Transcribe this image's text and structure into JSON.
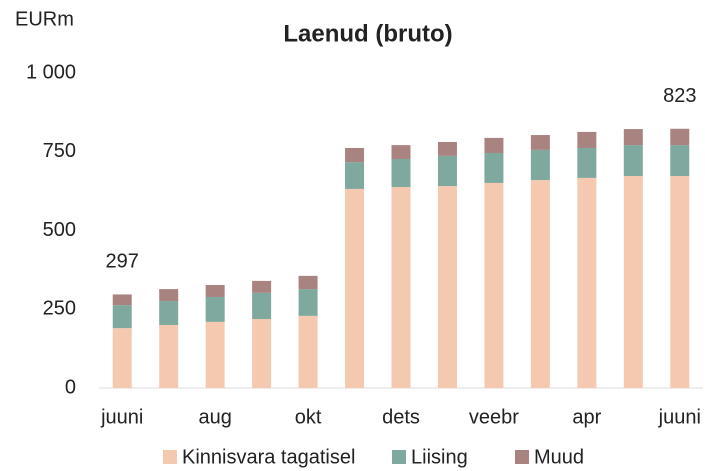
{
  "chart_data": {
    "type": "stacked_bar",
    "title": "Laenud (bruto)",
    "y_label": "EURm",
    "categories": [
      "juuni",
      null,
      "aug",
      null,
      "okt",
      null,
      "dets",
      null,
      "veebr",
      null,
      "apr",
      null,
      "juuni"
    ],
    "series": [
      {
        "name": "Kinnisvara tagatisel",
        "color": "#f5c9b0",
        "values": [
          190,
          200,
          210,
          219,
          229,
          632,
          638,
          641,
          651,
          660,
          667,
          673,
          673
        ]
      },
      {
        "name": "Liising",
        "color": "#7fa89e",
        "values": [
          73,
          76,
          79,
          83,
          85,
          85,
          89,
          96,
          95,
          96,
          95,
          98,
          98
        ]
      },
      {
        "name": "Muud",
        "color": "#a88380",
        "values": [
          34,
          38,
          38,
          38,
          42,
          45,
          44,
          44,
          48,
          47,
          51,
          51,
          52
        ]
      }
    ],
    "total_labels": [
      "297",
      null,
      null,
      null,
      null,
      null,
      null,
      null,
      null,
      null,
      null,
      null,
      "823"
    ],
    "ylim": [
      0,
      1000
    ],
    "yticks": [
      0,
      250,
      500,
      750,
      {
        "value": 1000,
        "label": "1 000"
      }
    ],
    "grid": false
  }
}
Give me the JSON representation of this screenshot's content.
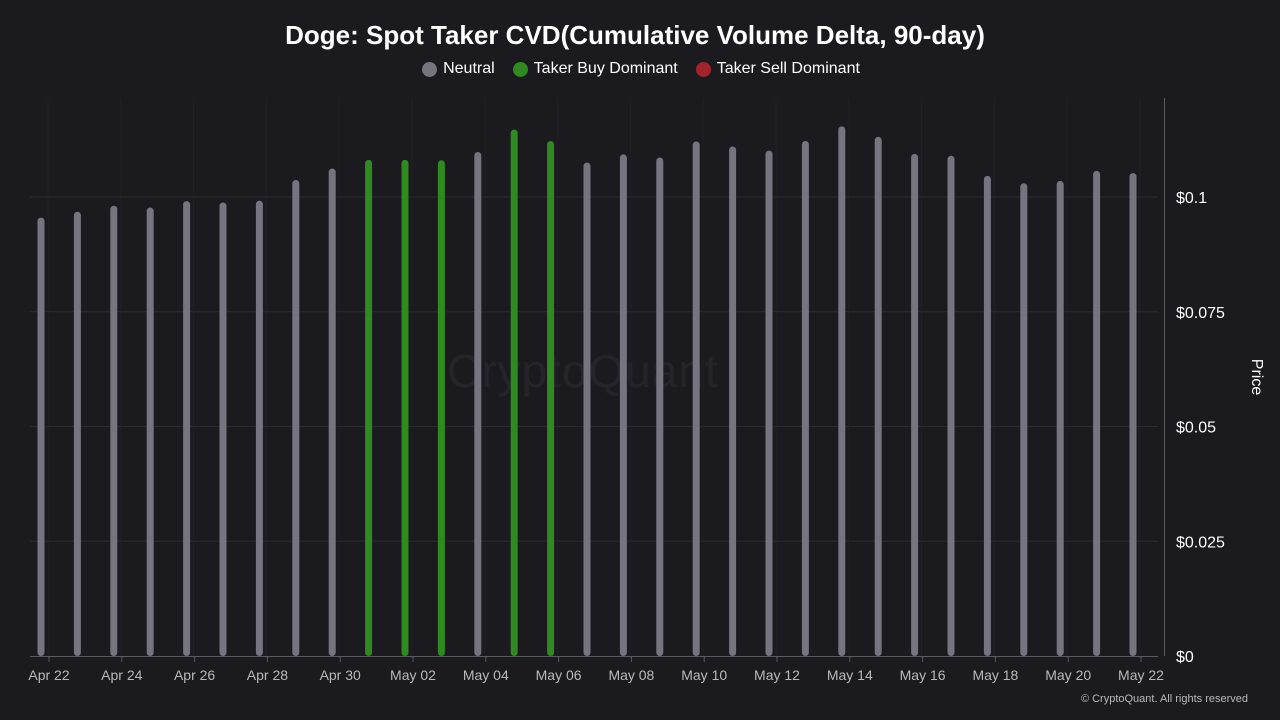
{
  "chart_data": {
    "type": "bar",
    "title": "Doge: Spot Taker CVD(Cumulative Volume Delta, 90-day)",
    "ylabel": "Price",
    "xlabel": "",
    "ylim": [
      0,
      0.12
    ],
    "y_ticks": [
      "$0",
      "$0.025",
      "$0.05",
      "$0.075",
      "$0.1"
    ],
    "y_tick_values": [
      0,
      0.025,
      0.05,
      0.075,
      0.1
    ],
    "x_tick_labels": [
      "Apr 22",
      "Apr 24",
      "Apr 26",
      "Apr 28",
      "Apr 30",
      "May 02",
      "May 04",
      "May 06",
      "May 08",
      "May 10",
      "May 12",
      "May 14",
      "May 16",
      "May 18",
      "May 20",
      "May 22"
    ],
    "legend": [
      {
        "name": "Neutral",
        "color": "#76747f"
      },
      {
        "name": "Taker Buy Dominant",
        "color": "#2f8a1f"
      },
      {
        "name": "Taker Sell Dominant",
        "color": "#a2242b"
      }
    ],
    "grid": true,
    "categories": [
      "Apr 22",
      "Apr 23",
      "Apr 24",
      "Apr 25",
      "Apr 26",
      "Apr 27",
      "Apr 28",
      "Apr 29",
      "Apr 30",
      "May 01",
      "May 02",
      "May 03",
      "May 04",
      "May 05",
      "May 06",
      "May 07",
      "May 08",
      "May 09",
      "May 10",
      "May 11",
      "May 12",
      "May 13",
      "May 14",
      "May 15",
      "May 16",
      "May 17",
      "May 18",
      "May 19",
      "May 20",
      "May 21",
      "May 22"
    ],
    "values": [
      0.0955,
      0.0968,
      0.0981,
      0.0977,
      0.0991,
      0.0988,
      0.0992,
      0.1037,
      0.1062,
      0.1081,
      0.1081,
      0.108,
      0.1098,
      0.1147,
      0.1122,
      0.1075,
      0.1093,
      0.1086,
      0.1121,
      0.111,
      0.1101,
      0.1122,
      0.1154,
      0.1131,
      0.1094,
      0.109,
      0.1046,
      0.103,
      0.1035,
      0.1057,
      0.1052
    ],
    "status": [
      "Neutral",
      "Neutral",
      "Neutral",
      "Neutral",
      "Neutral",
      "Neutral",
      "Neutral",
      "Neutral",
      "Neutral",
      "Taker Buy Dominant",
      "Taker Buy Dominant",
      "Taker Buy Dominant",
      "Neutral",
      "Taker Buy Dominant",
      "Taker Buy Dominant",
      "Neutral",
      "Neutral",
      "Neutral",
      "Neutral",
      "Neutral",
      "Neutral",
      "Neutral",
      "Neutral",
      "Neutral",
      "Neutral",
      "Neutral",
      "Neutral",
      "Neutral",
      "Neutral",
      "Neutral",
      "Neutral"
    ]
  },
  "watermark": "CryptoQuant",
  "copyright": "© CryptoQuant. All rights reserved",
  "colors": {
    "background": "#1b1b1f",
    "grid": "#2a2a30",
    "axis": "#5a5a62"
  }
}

**WRITTEN INSTRUCTION**
Omit every picture, then reproduce the rest of the listing exactly.

**RESPONSE BELOW**
Transcribe this image's text and structure into JSON.
{
  "chart_data": {
    "type": "stacked_bar",
    "title": "Laenud (bruto)",
    "y_label": "EURm",
    "categories": [
      "juuni",
      null,
      "aug",
      null,
      "okt",
      null,
      "dets",
      null,
      "veebr",
      null,
      "apr",
      null,
      "juuni"
    ],
    "series": [
      {
        "name": "Kinnisvara tagatisel",
        "color": "#f5c9b0",
        "values": [
          190,
          200,
          210,
          219,
          229,
          632,
          638,
          641,
          651,
          660,
          667,
          673,
          673
        ]
      },
      {
        "name": "Liising",
        "color": "#7fa89e",
        "values": [
          73,
          76,
          79,
          83,
          85,
          85,
          89,
          96,
          95,
          96,
          95,
          98,
          98
        ]
      },
      {
        "name": "Muud",
        "color": "#a88380",
        "values": [
          34,
          38,
          38,
          38,
          42,
          45,
          44,
          44,
          48,
          47,
          51,
          51,
          52
        ]
      }
    ],
    "total_labels": [
      "297",
      null,
      null,
      null,
      null,
      null,
      null,
      null,
      null,
      null,
      null,
      null,
      "823"
    ],
    "ylim": [
      0,
      1000
    ],
    "yticks": [
      0,
      250,
      500,
      750,
      {
        "value": 1000,
        "label": "1 000"
      }
    ],
    "grid": false
  }
}
Give me the JSON representation of this screenshot's content.
{
  "chart_data": {
    "type": "bar",
    "title": "Doge: Spot Taker CVD(Cumulative Volume Delta, 90-day)",
    "ylabel": "Price",
    "xlabel": "",
    "ylim": [
      0,
      0.12
    ],
    "y_ticks": [
      "$0",
      "$0.025",
      "$0.05",
      "$0.075",
      "$0.1"
    ],
    "y_tick_values": [
      0,
      0.025,
      0.05,
      0.075,
      0.1
    ],
    "x_tick_labels": [
      "Apr 22",
      "Apr 24",
      "Apr 26",
      "Apr 28",
      "Apr 30",
      "May 02",
      "May 04",
      "May 06",
      "May 08",
      "May 10",
      "May 12",
      "May 14",
      "May 16",
      "May 18",
      "May 20",
      "May 22"
    ],
    "legend": [
      {
        "name": "Neutral",
        "color": "#76747f"
      },
      {
        "name": "Taker Buy Dominant",
        "color": "#2f8a1f"
      },
      {
        "name": "Taker Sell Dominant",
        "color": "#a2242b"
      }
    ],
    "grid": true,
    "categories": [
      "Apr 22",
      "Apr 23",
      "Apr 24",
      "Apr 25",
      "Apr 26",
      "Apr 27",
      "Apr 28",
      "Apr 29",
      "Apr 30",
      "May 01",
      "May 02",
      "May 03",
      "May 04",
      "May 05",
      "May 06",
      "May 07",
      "May 08",
      "May 09",
      "May 10",
      "May 11",
      "May 12",
      "May 13",
      "May 14",
      "May 15",
      "May 16",
      "May 17",
      "May 18",
      "May 19",
      "May 20",
      "May 21",
      "May 22"
    ],
    "values": [
      0.0955,
      0.0968,
      0.0981,
      0.0977,
      0.0991,
      0.0988,
      0.0992,
      0.1037,
      0.1062,
      0.1081,
      0.1081,
      0.108,
      0.1098,
      0.1147,
      0.1122,
      0.1075,
      0.1093,
      0.1086,
      0.1121,
      0.111,
      0.1101,
      0.1122,
      0.1154,
      0.1131,
      0.1094,
      0.109,
      0.1046,
      0.103,
      0.1035,
      0.1057,
      0.1052
    ],
    "status": [
      "Neutral",
      "Neutral",
      "Neutral",
      "Neutral",
      "Neutral",
      "Neutral",
      "Neutral",
      "Neutral",
      "Neutral",
      "Taker Buy Dominant",
      "Taker Buy Dominant",
      "Taker Buy Dominant",
      "Neutral",
      "Taker Buy Dominant",
      "Taker Buy Dominant",
      "Neutral",
      "Neutral",
      "Neutral",
      "Neutral",
      "Neutral",
      "Neutral",
      "Neutral",
      "Neutral",
      "Neutral",
      "Neutral",
      "Neutral",
      "Neutral",
      "Neutral",
      "Neutral",
      "Neutral",
      "Neutral"
    ]
  },
  "watermark": "CryptoQuant",
  "copyright": "© CryptoQuant. All rights reserved",
  "colors": {
    "background": "#1b1b1f",
    "grid": "#2a2a30",
    "axis": "#5a5a62"
  }
}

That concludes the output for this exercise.